Текст для чтения
= = = = = = =

Гораздо трагичнее сложилась судьба евреев, проходивших по другому, менее известному делу — о Еврейском антифашистском комитете. Практически все обвиняемые были приговорены к расстрелу, а 12 августа 1952 г. приговор был приведен в исполнение. Среди тех, кого казнили в тот день в лубянских подвалах, были поэты Лейб Квитко, Перец Маркиш и Ицик Фефер, артист Вениамин Зускин и другие.
Для многих советских евреев послевоенные антисемитские кампании грянули как гром среди ясного неба. На протяжении предшествующих десятилетий евреи были одной из наиболее лояльных Советам групп, а потому они решительно не могли понять, из-за чего вдруг впали в немилость. Однако более серьезный анализ показывает, что послевоенная сталинская политика стала естественным развитием тенденций, возникших еще в предвоенное десятилетие и получивших дальнейшее развитие уже во время войны.

= = = = = = =

Что нужно сделать
• A. Перепишите слово в слово отрывок из текста о судьбе советских евреев, начиная со слов "Гораздо трагичнее сложилась" и заканчивая словами "во время войны.".
• B. Напишите, что могло бы идти в тексте о судьбе советских евреев сразу после его последнего предложения.
Приведённые далее записи не имеют никакого отношения к тексту.

= = = = = = =

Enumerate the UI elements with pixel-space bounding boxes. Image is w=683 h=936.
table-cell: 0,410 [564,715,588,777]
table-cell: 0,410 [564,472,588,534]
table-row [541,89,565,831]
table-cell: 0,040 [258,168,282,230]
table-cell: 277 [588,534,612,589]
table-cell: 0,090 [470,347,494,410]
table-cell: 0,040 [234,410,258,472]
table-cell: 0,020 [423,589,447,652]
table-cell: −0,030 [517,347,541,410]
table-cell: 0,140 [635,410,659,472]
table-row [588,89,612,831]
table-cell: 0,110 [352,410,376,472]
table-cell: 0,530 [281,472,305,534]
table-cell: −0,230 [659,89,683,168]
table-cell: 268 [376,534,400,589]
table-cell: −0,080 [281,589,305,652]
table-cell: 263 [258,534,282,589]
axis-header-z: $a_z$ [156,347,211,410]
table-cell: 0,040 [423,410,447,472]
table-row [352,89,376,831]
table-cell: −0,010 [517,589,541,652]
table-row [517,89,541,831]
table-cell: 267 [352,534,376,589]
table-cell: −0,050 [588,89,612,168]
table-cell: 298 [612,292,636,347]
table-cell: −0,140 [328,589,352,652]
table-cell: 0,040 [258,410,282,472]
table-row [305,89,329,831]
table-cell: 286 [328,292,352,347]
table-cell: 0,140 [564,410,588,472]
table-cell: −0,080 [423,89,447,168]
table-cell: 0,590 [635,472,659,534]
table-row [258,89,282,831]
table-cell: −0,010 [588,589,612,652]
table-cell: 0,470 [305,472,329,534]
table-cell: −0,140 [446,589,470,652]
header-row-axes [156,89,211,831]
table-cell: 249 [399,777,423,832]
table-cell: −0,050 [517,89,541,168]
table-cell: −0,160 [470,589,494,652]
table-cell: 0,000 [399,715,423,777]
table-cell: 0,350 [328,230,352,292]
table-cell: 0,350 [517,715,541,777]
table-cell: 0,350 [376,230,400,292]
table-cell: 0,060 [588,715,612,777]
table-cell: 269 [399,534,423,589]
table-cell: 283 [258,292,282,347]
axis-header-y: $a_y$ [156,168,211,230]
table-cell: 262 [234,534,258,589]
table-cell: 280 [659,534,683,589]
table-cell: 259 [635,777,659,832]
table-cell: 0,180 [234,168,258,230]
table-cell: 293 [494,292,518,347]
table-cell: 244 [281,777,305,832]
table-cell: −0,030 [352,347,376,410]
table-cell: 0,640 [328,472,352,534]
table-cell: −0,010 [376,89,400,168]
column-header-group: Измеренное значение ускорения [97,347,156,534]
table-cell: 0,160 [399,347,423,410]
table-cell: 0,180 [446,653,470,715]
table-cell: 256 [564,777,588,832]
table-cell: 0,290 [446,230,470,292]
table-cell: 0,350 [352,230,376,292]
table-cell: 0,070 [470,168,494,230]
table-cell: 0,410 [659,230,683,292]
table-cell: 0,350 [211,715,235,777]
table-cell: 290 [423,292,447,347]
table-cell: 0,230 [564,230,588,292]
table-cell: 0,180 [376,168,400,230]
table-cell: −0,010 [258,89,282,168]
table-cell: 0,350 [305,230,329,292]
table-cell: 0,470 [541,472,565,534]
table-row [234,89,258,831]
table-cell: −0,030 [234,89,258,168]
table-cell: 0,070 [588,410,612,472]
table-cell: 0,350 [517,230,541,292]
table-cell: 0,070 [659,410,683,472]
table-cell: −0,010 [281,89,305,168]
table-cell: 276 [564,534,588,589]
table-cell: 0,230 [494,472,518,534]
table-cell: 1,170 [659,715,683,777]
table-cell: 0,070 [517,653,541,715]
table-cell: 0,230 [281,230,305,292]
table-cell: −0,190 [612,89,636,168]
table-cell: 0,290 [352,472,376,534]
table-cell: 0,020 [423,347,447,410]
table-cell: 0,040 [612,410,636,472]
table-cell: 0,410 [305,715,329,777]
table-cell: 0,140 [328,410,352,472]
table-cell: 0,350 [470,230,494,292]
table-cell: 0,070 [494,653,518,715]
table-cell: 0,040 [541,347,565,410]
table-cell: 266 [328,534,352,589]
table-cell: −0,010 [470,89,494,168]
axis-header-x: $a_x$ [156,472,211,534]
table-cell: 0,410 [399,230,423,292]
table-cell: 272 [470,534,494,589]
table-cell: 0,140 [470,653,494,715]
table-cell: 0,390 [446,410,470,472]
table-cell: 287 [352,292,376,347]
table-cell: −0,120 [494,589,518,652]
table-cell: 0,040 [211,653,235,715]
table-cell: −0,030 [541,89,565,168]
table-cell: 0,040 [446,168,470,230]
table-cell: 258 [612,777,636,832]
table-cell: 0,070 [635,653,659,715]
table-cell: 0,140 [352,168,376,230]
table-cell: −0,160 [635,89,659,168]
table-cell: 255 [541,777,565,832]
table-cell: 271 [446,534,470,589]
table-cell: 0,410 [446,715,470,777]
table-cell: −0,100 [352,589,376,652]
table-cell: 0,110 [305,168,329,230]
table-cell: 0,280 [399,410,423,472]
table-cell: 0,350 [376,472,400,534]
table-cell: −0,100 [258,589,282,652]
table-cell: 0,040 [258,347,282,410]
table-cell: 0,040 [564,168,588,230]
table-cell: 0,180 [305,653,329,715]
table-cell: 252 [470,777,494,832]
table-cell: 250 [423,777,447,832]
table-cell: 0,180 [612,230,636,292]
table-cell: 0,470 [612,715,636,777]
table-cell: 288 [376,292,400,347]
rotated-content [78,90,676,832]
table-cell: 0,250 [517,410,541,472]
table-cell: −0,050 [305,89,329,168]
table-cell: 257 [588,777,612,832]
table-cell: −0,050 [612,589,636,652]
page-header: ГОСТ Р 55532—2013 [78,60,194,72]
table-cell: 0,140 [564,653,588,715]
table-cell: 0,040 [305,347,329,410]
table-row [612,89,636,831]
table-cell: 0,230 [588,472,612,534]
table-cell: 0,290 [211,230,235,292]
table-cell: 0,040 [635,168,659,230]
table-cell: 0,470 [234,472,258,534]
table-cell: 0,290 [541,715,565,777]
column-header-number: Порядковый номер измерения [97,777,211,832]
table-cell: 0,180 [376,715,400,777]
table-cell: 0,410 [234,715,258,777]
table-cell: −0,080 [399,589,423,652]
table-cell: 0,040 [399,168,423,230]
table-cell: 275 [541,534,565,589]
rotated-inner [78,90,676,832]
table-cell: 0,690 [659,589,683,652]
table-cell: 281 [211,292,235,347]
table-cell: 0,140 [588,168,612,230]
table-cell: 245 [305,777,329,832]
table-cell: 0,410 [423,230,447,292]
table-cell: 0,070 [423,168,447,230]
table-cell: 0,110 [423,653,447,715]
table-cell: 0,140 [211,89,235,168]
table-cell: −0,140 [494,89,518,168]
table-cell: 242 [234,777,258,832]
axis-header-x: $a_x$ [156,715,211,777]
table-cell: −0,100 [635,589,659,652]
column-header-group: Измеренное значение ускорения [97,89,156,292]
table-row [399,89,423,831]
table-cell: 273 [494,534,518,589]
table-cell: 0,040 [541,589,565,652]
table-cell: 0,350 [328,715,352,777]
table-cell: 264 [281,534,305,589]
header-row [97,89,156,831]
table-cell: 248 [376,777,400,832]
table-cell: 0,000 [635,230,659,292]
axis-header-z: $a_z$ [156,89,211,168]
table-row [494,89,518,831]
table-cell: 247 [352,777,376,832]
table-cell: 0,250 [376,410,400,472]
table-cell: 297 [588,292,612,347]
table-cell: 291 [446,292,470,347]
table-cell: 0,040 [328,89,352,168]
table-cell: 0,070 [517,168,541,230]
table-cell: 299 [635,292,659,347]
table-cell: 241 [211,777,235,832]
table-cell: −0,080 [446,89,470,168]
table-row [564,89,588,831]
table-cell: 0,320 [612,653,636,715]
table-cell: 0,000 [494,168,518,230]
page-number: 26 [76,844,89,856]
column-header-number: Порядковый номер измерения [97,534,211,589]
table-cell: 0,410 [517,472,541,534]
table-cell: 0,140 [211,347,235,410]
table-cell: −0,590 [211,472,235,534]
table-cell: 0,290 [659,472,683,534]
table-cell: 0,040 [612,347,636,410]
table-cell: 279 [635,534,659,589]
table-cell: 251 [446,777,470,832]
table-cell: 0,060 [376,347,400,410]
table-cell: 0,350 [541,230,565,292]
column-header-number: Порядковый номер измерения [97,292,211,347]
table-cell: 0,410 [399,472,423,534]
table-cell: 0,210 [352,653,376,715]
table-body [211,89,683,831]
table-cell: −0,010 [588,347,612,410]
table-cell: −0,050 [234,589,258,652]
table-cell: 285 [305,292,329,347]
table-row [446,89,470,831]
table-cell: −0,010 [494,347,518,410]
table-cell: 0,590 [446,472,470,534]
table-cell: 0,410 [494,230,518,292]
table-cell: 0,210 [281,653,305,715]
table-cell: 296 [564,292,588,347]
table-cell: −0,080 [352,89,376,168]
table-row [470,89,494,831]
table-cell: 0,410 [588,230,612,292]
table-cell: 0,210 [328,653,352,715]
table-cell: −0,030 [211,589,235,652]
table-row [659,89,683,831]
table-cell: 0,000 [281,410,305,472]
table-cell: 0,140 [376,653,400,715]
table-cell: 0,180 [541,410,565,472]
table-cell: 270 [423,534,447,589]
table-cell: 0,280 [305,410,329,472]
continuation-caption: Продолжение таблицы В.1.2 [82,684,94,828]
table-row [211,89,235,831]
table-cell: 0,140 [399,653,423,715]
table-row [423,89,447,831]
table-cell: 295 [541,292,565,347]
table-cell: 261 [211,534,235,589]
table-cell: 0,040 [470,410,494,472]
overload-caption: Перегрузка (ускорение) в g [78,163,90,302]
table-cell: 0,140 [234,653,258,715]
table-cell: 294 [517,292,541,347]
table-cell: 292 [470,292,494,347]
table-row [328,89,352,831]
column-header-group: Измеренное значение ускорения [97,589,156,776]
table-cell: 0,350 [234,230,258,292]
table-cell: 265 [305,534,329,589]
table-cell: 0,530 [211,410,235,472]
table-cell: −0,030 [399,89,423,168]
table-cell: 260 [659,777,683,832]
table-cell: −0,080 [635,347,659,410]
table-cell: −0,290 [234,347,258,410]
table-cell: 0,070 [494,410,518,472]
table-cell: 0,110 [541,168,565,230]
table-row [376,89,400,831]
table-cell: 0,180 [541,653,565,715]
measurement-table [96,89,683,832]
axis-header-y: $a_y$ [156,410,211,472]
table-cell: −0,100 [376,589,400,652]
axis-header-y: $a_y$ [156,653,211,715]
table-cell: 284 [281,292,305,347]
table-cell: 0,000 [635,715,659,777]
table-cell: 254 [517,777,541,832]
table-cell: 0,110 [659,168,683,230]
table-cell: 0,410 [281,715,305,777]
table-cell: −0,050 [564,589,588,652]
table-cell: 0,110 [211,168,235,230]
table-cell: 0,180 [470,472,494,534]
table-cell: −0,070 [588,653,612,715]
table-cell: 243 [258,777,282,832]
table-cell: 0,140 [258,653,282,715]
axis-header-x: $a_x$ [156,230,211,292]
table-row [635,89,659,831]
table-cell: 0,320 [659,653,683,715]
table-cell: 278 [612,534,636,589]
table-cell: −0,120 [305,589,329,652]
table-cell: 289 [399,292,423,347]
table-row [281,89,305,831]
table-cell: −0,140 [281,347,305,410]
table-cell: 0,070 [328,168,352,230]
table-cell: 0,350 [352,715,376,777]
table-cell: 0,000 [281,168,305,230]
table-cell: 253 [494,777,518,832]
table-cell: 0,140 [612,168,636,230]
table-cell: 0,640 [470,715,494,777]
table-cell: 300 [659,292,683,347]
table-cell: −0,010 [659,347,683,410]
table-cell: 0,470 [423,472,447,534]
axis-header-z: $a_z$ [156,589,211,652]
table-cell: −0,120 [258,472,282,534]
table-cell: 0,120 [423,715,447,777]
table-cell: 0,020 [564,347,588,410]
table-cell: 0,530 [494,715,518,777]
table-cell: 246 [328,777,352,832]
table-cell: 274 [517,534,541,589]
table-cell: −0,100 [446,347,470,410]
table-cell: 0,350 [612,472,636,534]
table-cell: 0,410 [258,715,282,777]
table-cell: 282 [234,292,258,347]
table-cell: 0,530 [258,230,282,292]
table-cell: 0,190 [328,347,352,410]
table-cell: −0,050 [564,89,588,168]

= = = = = = =

Ответы по заданиям
• A.
Гораздо трагичнее сложилась судьба евреев, проходивших по другому, менее известному делу — о Еврейском антифашистском комитете. Практически все обвиняемые были приговорены к расстрелу, а 12 августа 1952 г. приговор был приведен в исполнение. Среди тех, кого казнили в тот день в лубянских подвалах, были поэты Лейб Квитко, Перец Маркиш и Ицик Фефер, артист Вениамин Зускин и другие.
Для многих советских евреев послевоенные антисемитские кампании грянули как гром среди ясного неба. На протяжении предшествующих десятилетий евреи были одной из наиболее лояльных Советам групп, а потому они решительно не могли понять, из-за чего вдруг впали в немилость. Однако более серьезный анализ показывает, что послевоенная сталинская политика стала естественным развитием тенденций, возникших еще в предвоенное десятилетие и получивших дальнейшее развитие уже во время войны.

• B.
В первые послереволюционные годы «советский проект» мыслился и конструировался как достаточно враждебный по отношению к прежней истории и государственности. Старая Россия считалась консервативной страной с деспотическим режимом и отсталым, невежественным населением. Как сказал И.Сталин в своей речи 1931 года «О задачах хозяйственников»: «История старой России состояла, между прочим, в том, что ее непрерывно били за отсталость. Били монгольские ханы. Били турецкие беки. Били шведские феодалы. Били польско-литовские паны. Били англо-французские капиталисты. Били японские бароны. Били все — за отсталость. За отсталость военную, за отсталость культурную, за отсталость государственную, за отсталость промышленную, за отсталость сельскохозяйственную. Били потому, что это было доходно и сходило безнаказанно... Они били и приговаривали: «ты убогая, бессильная» — стало быть, можно бить и грабить тебя безнаказанно».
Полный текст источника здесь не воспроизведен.